Dataset entries
"""

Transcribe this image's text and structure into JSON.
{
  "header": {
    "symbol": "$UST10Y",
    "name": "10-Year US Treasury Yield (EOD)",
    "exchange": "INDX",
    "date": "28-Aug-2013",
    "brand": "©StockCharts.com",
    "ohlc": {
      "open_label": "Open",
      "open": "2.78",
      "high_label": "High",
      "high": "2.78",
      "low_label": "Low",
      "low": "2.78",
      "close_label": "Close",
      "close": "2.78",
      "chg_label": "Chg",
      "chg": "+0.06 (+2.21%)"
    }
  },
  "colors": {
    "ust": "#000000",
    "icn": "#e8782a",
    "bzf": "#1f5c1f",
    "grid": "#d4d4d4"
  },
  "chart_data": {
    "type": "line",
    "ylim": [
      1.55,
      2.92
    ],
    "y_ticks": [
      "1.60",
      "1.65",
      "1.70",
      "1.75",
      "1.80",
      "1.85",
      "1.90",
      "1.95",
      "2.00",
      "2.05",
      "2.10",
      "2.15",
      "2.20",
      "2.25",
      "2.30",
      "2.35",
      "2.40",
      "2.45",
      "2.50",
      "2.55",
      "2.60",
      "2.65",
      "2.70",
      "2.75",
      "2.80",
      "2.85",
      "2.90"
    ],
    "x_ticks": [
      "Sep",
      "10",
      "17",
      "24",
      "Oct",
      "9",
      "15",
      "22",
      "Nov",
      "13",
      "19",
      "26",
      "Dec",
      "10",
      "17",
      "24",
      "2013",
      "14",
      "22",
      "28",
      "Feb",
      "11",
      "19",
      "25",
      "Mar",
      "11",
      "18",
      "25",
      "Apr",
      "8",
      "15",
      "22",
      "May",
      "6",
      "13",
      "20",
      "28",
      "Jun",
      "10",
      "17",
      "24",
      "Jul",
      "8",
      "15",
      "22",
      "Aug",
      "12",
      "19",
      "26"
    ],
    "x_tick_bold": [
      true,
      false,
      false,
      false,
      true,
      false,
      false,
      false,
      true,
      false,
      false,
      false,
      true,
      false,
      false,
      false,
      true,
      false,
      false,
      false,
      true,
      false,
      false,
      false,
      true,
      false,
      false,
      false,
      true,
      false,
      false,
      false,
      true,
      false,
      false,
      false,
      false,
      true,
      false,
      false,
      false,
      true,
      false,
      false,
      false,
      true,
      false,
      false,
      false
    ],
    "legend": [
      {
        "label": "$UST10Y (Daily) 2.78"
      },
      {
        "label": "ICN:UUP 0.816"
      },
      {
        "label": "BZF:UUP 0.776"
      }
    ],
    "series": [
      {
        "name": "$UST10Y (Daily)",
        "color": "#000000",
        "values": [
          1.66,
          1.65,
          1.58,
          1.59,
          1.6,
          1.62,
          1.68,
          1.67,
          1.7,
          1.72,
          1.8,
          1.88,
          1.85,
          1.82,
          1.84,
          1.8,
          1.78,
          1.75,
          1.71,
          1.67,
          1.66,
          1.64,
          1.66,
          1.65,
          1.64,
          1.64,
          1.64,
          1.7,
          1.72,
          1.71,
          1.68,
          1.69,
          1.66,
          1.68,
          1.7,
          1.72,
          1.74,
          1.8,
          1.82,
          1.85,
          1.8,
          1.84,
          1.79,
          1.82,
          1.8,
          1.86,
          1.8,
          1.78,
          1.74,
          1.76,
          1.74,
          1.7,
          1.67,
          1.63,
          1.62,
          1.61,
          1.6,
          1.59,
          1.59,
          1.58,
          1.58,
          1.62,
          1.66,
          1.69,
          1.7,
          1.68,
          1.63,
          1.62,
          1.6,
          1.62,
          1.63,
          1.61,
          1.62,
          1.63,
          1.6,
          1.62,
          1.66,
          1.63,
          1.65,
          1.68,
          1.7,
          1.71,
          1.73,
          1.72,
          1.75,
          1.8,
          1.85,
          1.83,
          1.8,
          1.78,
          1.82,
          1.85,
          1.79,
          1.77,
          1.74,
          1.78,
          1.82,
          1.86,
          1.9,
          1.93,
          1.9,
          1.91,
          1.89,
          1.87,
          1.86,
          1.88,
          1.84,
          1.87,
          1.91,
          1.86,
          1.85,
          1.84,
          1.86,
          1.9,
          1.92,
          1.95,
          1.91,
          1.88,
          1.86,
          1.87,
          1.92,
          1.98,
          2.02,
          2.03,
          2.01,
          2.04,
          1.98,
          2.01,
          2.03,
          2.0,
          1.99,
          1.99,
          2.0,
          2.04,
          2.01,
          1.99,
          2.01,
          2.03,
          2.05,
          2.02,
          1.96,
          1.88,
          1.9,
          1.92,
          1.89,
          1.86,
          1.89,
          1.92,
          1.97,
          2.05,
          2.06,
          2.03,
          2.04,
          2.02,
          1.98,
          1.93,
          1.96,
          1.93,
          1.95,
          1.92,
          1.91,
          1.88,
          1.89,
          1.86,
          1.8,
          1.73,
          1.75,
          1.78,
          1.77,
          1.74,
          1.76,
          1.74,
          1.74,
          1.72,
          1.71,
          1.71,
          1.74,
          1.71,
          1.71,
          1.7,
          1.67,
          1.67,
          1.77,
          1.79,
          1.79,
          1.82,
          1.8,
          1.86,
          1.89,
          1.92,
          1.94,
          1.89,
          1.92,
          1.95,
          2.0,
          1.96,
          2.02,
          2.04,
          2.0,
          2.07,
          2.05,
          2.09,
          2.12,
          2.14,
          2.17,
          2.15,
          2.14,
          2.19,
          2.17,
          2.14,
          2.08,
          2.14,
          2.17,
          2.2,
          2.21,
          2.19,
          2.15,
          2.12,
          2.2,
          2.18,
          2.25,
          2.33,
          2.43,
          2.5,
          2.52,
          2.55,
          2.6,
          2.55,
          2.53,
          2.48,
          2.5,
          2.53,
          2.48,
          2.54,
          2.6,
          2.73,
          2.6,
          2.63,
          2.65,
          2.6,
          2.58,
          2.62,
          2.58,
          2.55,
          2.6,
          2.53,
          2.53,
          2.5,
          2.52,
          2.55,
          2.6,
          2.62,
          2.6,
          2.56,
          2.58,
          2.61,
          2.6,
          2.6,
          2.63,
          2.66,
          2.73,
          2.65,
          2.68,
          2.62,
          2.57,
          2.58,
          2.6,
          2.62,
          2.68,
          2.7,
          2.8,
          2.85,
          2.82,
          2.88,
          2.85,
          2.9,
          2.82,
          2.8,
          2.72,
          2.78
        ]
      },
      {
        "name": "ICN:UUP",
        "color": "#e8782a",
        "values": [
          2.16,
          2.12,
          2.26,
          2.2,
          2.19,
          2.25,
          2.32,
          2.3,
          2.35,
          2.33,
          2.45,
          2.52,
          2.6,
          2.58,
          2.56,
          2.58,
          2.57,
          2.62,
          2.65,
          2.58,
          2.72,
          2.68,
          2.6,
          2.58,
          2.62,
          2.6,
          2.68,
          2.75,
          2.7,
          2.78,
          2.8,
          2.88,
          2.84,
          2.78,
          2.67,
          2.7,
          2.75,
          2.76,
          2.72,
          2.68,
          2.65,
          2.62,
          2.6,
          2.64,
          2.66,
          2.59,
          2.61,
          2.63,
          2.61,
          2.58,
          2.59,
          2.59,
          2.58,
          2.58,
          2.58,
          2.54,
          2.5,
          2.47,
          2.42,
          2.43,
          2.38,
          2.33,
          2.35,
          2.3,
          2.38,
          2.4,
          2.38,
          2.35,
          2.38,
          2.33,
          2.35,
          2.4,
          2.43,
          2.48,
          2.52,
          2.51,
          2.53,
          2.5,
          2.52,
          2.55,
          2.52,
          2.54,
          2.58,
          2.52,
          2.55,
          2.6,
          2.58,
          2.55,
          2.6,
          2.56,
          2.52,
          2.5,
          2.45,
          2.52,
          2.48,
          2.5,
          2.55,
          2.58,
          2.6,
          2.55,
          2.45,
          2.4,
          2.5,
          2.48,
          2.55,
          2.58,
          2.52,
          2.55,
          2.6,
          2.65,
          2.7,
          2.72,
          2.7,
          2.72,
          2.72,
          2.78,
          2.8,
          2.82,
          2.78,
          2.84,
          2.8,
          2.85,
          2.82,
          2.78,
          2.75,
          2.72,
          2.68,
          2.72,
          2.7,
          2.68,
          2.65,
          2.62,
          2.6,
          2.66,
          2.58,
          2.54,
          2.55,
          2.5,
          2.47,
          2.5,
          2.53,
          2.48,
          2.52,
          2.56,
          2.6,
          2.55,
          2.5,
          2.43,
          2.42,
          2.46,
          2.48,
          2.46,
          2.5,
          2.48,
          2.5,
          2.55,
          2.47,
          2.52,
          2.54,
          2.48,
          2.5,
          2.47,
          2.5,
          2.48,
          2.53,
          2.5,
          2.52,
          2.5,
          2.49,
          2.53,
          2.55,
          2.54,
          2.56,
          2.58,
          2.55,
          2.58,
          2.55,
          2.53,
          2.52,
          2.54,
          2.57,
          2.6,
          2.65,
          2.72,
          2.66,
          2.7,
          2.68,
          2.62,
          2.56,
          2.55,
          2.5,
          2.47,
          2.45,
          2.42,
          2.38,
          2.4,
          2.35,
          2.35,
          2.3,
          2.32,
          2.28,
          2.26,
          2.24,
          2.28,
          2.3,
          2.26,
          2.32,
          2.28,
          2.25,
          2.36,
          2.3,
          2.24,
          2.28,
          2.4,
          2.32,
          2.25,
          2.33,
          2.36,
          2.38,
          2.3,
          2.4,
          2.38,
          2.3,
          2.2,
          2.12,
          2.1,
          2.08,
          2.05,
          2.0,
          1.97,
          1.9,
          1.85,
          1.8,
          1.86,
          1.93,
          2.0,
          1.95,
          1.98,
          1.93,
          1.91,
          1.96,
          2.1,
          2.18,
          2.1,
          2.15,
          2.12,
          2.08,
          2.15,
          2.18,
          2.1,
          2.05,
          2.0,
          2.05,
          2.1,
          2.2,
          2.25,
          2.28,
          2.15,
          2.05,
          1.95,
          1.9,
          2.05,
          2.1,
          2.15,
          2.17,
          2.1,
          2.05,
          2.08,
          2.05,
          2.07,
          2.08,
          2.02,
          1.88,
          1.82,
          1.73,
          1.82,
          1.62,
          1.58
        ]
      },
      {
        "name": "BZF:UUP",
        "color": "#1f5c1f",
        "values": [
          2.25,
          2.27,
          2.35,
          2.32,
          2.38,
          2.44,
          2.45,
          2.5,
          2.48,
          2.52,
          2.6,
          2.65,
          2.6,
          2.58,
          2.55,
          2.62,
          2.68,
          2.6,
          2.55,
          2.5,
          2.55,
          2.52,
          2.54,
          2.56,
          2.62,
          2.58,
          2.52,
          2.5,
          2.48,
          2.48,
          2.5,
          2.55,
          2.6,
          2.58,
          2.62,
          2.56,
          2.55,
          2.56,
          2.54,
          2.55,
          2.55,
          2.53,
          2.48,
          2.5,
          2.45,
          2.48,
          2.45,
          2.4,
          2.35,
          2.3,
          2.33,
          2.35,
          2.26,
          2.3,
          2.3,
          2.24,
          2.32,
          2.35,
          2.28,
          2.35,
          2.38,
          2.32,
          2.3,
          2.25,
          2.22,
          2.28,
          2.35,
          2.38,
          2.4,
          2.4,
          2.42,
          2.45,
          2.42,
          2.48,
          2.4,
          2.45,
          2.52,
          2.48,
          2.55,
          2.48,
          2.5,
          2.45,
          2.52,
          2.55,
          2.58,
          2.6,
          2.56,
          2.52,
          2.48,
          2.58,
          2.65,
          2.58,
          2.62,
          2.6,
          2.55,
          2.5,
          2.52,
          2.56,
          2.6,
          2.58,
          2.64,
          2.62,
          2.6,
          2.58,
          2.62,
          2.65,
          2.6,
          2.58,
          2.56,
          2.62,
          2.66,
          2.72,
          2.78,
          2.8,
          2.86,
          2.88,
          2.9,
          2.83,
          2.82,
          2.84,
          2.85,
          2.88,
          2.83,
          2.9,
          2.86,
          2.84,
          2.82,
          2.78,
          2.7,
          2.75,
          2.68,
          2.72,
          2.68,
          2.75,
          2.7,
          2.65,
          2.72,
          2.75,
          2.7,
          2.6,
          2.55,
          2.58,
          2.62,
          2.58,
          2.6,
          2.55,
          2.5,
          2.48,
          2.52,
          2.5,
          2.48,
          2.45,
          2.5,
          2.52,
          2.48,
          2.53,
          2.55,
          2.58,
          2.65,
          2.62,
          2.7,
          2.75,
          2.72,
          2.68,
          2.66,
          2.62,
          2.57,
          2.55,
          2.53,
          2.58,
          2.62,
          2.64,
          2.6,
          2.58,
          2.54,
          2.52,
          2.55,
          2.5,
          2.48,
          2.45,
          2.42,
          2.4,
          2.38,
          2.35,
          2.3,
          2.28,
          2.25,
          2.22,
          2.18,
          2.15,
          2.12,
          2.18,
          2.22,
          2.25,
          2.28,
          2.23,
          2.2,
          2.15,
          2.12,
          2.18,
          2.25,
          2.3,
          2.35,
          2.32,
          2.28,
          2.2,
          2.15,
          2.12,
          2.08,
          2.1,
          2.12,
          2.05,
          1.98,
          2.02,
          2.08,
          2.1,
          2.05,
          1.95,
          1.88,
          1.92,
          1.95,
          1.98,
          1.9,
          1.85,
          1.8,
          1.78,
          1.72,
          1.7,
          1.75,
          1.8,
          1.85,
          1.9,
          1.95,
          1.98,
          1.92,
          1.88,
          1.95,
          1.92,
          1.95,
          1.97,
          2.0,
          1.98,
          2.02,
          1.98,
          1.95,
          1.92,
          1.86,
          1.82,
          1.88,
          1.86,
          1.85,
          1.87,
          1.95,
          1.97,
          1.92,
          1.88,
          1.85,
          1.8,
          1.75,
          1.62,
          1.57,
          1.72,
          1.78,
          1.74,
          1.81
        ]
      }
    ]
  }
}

"""

-- Exercise requirements --
Copy each line of the preceding data that contains the string "name".

-- Output of the task --
    "name": "10-Year US Treasury Yield (EOD)",
        "name": "$UST10Y (Daily)",
        "name": "ICN:UUP",
        "name": "BZF:UUP",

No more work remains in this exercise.